Task objective: Copy every line of the material below, word for word.

Raw data:
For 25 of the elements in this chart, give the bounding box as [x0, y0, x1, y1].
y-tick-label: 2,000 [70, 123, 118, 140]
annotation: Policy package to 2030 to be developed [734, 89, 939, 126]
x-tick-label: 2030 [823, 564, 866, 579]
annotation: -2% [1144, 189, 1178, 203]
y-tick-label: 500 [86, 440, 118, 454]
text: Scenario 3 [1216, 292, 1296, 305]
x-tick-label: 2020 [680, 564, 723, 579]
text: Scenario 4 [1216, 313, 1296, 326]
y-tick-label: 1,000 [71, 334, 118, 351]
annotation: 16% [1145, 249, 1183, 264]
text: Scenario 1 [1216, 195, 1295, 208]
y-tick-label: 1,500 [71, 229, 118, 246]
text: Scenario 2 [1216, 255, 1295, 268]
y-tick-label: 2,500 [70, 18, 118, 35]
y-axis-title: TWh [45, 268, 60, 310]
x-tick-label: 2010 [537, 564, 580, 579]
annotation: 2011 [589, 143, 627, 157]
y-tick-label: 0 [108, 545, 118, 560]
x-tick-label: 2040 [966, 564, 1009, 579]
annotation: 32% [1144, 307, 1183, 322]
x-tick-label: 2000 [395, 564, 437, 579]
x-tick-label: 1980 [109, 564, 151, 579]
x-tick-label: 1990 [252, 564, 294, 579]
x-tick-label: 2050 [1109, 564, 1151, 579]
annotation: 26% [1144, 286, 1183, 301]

The completed task:
For 25 of the elements in this chart, give the bounding box as [x0, y0, x1, y1].
y-tick-label: 2,000 [70, 123, 118, 140]
annotation: Policy package to 2030 to be developed [734, 89, 939, 126]
x-tick-label: 2030 [823, 564, 866, 579]
annotation: -2% [1144, 189, 1178, 203]
y-tick-label: 500 [86, 440, 118, 454]
text: Scenario 3 [1216, 292, 1296, 305]
x-tick-label: 2020 [680, 564, 723, 579]
text: Scenario 4 [1216, 313, 1296, 326]
y-tick-label: 1,000 [71, 334, 118, 351]
annotation: 16% [1145, 249, 1183, 264]
text: Scenario 1 [1216, 195, 1295, 208]
y-tick-label: 1,500 [71, 229, 118, 246]
text: Scenario 2 [1216, 255, 1295, 268]
y-tick-label: 2,500 [70, 18, 118, 35]
y-axis-title: TWh [45, 268, 60, 310]
x-tick-label: 2010 [537, 564, 580, 579]
annotation: 2011 [589, 143, 627, 157]
y-tick-label: 0 [108, 545, 118, 560]
x-tick-label: 2040 [966, 564, 1009, 579]
annotation: 32% [1144, 307, 1183, 322]
x-tick-label: 2000 [395, 564, 437, 579]
x-tick-label: 1980 [109, 564, 151, 579]
x-tick-label: 1990 [252, 564, 294, 579]
x-tick-label: 2050 [1109, 564, 1151, 579]
annotation: 26% [1144, 286, 1183, 301]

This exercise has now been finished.